Here are some records; return them all exactly.
------------------------------
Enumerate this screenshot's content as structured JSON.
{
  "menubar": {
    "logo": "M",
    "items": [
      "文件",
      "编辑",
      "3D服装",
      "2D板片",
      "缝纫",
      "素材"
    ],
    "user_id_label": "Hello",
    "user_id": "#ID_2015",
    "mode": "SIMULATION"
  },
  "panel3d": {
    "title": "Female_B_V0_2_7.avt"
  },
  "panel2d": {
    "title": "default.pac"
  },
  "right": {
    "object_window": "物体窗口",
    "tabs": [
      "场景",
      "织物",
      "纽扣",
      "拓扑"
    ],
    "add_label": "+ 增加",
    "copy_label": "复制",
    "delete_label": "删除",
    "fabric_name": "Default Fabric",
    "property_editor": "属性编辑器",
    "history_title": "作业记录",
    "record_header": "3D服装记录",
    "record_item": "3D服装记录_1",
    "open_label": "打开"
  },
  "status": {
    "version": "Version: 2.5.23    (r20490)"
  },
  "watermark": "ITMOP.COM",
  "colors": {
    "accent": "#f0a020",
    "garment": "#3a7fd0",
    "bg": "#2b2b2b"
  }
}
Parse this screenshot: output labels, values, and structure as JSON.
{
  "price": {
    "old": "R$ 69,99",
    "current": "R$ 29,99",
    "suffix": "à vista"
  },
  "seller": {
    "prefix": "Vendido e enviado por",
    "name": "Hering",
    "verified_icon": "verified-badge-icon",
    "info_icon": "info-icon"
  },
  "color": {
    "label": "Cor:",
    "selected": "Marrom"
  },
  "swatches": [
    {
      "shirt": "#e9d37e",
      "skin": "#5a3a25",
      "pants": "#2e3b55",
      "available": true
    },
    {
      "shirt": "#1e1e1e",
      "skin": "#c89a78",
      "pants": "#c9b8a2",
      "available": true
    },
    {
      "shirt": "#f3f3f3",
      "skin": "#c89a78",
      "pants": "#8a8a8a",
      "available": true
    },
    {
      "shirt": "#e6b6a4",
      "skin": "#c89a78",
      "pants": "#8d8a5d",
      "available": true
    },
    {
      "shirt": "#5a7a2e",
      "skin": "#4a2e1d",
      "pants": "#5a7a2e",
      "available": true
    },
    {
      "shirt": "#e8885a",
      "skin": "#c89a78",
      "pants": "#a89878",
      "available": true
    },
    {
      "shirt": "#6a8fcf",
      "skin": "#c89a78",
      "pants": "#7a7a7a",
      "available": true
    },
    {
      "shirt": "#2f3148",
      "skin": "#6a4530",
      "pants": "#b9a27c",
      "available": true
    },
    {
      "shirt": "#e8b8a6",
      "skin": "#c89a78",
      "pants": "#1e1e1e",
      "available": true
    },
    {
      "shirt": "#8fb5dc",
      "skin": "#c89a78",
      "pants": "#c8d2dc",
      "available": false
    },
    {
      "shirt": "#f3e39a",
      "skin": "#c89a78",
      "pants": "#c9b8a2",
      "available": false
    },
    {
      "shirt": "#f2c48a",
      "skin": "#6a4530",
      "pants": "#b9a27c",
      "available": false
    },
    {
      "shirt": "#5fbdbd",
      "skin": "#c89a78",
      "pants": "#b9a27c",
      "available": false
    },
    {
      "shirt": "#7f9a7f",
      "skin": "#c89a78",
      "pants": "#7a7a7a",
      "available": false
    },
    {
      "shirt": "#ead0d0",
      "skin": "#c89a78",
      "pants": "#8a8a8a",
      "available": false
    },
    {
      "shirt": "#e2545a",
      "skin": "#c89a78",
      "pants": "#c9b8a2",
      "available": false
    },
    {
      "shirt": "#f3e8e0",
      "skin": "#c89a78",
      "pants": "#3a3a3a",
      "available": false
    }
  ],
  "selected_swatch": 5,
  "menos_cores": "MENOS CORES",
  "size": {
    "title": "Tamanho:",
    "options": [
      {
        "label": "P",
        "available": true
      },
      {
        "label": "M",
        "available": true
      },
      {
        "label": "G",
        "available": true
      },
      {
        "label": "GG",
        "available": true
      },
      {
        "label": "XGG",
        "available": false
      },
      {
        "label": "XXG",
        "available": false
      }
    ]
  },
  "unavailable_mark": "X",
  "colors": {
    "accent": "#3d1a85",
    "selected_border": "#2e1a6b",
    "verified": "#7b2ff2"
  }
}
------------------------------
_Answer_:
Enumerate this screenshot's content as structured JSON.
{
  "menubar": {
    "logo": "M",
    "items": [
      "文件",
      "编辑",
      "3D服装",
      "2D板片",
      "缝纫",
      "素材"
    ],
    "user_id_label": "Hello",
    "user_id": "#ID_2015",
    "mode": "SIMULATION"
  },
  "panel3d": {
    "title": "Female_B_V0_2_7.avt"
  },
  "panel2d": {
    "title": "default.pac"
  },
  "right": {
    "object_window": "物体窗口",
    "tabs": [
      "场景",
      "织物",
      "纽扣",
      "拓扑"
    ],
    "add_label": "+ 增加",
    "copy_label": "复制",
    "delete_label": "删除",
    "fabric_name": "Default Fabric",
    "property_editor": "属性编辑器",
    "history_title": "作业记录",
    "record_header": "3D服装记录",
    "record_item": "3D服装记录_1",
    "open_label": "打开"
  },
  "status": {
    "version": "Version: 2.5.23    (r20490)"
  },
  "watermark": "ITMOP.COM",
  "colors": {
    "accent": "#f0a020",
    "garment": "#3a7fd0",
    "bg": "#2b2b2b"
  }
}
Parse this screenshot: output labels, values, and structure as JSON.
{
  "price": {
    "old": "R$ 69,99",
    "current": "R$ 29,99",
    "suffix": "à vista"
  },
  "seller": {
    "prefix": "Vendido e enviado por",
    "name": "Hering",
    "verified_icon": "verified-badge-icon",
    "info_icon": "info-icon"
  },
  "color": {
    "label": "Cor:",
    "selected": "Marrom"
  },
  "swatches": [
    {
      "shirt": "#e9d37e",
      "skin": "#5a3a25",
      "pants": "#2e3b55",
      "available": true
    },
    {
      "shirt": "#1e1e1e",
      "skin": "#c89a78",
      "pants": "#c9b8a2",
      "available": true
    },
    {
      "shirt": "#f3f3f3",
      "skin": "#c89a78",
      "pants": "#8a8a8a",
      "available": true
    },
    {
      "shirt": "#e6b6a4",
      "skin": "#c89a78",
      "pants": "#8d8a5d",
      "available": true
    },
    {
      "shirt": "#5a7a2e",
      "skin": "#4a2e1d",
      "pants": "#5a7a2e",
      "available": true
    },
    {
      "shirt": "#e8885a",
      "skin": "#c89a78",
      "pants": "#a89878",
      "available": true
    },
    {
      "shirt": "#6a8fcf",
      "skin": "#c89a78",
      "pants": "#7a7a7a",
      "available": true
    },
    {
      "shirt": "#2f3148",
      "skin": "#6a4530",
      "pants": "#b9a27c",
      "available": true
    },
    {
      "shirt": "#e8b8a6",
      "skin": "#c89a78",
      "pants": "#1e1e1e",
      "available": true
    },
    {
      "shirt": "#8fb5dc",
      "skin": "#c89a78",
      "pants": "#c8d2dc",
      "available": false
    },
    {
      "shirt": "#f3e39a",
      "skin": "#c89a78",
      "pants": "#c9b8a2",
      "available": false
    },
    {
      "shirt": "#f2c48a",
      "skin": "#6a4530",
      "pants": "#b9a27c",
      "available": false
    },
    {
      "shirt": "#5fbdbd",
      "skin": "#c89a78",
      "pants": "#b9a27c",
      "available": false
    },
    {
      "shirt": "#7f9a7f",
      "skin": "#c89a78",
      "pants": "#7a7a7a",
      "available": false
    },
    {
      "shirt": "#ead0d0",
      "skin": "#c89a78",
      "pants": "#8a8a8a",
      "available": false
    },
    {
      "shirt": "#e2545a",
      "skin": "#c89a78",
      "pants": "#c9b8a2",
      "available": false
    },
    {
      "shirt": "#f3e8e0",
      "skin": "#c89a78",
      "pants": "#3a3a3a",
      "available": false
    }
  ],
  "selected_swatch": 5,
  "menos_cores": "MENOS CORES",
  "size": {
    "title": "Tamanho:",
    "options": [
      {
        "label": "P",
        "available": true
      },
      {
        "label": "M",
        "available": true
      },
      {
        "label": "G",
        "available": true
      },
      {
        "label": "GG",
        "available": true
      },
      {
        "label": "XGG",
        "available": false
      },
      {
        "label": "XXG",
        "available": false
      }
    ]
  },
  "unavailable_mark": "X",
  "colors": {
    "accent": "#3d1a85",
    "selected_border": "#2e1a6b",
    "verified": "#7b2ff2"
  }
}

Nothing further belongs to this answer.